* Begin *

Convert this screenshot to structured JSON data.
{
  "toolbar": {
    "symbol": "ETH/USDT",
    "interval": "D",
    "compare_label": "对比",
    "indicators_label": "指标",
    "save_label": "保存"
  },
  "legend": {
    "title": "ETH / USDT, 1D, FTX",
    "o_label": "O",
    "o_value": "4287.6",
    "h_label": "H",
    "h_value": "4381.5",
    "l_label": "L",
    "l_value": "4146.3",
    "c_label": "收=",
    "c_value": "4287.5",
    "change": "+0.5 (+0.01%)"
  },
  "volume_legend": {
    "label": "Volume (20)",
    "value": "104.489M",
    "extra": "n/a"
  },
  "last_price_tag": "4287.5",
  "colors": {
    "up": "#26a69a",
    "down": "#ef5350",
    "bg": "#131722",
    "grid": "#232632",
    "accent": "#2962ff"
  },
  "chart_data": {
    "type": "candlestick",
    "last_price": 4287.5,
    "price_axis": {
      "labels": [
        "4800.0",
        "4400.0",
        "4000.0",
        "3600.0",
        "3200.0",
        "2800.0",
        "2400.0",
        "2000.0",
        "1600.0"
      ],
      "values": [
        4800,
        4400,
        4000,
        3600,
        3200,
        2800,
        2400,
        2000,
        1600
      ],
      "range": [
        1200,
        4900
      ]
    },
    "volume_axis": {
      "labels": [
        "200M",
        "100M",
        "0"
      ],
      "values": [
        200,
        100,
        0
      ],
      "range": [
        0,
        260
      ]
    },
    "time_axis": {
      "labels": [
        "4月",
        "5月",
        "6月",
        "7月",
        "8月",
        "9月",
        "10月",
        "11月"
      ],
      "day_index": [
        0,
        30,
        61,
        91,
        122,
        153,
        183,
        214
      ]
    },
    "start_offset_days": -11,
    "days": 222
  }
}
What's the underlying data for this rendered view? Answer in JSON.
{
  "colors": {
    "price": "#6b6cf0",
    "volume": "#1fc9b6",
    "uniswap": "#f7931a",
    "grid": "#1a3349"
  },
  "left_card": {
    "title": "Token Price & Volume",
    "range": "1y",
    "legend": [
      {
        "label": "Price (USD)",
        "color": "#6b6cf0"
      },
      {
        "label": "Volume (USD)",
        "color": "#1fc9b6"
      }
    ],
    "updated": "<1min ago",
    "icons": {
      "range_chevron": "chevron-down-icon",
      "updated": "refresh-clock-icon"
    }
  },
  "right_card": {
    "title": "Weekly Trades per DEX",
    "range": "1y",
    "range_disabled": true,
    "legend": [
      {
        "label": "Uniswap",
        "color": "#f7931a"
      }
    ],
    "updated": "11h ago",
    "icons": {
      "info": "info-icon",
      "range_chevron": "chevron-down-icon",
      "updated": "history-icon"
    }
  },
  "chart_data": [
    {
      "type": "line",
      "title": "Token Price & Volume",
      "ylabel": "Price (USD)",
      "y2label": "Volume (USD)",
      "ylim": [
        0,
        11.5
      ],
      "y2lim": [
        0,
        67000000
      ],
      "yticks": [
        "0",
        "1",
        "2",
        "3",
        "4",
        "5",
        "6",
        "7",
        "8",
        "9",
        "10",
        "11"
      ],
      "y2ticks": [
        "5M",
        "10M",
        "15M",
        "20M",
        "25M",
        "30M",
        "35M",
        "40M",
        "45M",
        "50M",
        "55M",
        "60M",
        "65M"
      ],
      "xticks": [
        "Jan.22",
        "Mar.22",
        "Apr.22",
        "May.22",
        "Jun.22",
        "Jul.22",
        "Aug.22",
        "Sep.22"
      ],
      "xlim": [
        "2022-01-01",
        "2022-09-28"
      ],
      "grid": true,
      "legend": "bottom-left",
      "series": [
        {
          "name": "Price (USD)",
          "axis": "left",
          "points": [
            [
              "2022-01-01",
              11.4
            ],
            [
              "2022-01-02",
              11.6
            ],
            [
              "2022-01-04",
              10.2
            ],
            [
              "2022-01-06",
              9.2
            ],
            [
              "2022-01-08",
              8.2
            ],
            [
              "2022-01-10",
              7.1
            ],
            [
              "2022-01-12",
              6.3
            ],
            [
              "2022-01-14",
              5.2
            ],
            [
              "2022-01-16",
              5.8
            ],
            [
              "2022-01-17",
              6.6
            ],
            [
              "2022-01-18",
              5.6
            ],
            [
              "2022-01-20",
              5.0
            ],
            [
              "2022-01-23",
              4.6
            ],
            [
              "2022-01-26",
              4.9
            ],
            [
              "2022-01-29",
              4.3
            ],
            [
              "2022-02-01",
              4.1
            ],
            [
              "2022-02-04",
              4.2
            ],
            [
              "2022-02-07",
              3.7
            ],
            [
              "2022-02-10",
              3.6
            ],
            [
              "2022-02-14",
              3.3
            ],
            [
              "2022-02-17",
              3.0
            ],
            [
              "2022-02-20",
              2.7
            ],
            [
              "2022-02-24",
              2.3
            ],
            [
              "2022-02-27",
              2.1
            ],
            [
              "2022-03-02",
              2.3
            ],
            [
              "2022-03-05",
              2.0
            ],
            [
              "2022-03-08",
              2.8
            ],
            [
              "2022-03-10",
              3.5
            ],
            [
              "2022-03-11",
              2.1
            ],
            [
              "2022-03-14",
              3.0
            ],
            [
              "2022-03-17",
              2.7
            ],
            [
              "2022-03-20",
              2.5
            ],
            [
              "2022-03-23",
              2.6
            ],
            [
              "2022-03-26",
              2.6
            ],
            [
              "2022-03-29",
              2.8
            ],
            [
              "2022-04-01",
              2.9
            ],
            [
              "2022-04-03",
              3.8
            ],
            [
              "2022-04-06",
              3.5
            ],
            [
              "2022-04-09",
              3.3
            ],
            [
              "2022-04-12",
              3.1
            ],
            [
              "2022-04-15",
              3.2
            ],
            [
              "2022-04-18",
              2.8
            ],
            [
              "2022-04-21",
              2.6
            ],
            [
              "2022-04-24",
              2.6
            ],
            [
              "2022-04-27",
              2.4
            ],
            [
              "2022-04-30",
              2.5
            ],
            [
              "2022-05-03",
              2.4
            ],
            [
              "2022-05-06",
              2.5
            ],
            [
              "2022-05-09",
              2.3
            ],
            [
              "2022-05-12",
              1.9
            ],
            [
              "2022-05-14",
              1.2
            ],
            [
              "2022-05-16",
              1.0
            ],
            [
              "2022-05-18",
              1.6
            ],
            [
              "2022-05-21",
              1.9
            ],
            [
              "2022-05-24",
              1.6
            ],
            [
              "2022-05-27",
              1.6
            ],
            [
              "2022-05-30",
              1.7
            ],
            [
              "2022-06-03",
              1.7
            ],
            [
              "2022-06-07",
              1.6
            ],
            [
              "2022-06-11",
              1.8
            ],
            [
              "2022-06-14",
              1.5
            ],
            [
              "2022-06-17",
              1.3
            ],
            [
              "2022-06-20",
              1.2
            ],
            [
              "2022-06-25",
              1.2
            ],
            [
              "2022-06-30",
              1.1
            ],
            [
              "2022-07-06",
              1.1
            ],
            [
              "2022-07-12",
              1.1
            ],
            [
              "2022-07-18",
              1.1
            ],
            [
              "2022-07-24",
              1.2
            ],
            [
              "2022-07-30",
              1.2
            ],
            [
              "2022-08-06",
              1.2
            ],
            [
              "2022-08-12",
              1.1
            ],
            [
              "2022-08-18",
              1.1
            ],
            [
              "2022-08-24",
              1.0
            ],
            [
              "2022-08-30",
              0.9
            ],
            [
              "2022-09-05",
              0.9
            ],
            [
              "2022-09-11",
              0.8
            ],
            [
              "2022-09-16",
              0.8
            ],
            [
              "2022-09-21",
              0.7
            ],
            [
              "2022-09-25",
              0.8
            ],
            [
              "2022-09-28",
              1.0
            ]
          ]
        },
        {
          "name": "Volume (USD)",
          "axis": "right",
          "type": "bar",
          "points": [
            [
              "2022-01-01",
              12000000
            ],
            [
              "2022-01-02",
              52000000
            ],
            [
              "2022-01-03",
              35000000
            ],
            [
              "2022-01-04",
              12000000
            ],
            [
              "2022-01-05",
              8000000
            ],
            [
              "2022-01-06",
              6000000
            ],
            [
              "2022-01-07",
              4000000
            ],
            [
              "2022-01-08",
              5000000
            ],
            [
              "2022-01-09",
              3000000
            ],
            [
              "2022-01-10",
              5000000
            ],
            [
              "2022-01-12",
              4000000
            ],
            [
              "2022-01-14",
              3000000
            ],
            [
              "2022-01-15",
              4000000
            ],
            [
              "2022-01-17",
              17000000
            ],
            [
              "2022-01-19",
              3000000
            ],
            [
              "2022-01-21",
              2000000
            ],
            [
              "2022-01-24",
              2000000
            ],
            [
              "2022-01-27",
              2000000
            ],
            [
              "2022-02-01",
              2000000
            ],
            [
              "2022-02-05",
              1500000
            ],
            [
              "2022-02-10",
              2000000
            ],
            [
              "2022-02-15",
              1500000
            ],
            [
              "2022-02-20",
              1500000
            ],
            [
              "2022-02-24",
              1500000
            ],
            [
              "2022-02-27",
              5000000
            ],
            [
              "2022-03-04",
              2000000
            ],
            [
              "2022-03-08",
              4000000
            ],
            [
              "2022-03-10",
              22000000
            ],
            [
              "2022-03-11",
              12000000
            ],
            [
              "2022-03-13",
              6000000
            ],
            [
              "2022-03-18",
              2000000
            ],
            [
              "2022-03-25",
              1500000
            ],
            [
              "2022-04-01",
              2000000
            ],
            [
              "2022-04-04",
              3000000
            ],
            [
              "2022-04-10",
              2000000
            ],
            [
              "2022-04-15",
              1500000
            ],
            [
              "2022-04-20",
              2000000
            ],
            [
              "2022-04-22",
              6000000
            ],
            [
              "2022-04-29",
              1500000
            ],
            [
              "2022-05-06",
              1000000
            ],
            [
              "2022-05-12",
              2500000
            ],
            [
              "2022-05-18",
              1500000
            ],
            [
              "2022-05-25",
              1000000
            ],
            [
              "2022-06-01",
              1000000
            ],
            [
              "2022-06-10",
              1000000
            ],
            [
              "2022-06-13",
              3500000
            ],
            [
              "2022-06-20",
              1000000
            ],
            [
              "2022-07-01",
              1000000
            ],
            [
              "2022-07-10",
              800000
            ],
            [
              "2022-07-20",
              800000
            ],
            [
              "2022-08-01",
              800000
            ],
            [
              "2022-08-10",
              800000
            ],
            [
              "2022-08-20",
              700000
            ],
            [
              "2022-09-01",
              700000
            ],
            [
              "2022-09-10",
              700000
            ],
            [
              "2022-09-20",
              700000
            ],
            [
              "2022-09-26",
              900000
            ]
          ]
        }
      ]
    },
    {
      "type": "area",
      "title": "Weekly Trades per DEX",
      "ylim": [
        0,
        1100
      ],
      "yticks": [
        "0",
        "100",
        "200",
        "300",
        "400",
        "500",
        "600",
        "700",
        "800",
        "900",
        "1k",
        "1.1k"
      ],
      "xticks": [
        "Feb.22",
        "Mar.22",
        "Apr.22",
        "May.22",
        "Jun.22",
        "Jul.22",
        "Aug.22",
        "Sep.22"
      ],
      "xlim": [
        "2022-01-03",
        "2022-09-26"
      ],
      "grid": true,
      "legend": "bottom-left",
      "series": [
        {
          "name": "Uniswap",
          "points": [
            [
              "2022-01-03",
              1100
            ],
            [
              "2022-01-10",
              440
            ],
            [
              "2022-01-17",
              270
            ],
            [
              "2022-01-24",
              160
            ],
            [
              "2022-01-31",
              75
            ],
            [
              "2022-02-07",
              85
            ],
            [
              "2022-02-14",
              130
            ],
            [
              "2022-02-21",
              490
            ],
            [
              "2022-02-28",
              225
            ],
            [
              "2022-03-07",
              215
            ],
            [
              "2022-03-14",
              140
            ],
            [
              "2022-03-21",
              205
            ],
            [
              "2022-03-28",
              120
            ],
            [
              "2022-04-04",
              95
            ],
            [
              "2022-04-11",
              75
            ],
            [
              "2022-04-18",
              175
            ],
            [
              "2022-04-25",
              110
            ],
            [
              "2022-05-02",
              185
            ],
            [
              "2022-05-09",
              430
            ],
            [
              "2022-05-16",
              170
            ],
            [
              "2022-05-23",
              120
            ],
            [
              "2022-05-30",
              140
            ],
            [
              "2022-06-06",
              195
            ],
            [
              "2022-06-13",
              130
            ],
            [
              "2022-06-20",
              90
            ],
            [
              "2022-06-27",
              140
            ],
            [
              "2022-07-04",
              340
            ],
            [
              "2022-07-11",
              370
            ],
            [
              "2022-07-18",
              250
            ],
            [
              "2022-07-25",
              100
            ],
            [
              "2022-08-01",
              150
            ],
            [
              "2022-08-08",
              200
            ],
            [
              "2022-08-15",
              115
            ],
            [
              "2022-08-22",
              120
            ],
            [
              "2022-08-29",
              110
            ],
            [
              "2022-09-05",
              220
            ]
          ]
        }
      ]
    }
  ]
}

* End *

WHAT TO DO: Write out every line of the listing that holds the word "title".

RESPONSE:
    "title": "ETH / USDT, 1D, FTX",
    "title": "Token Price & Volume",
    "title": "Weekly Trades per DEX",
      "title": "Token Price & Volume",
      "title": "Weekly Trades per DEX",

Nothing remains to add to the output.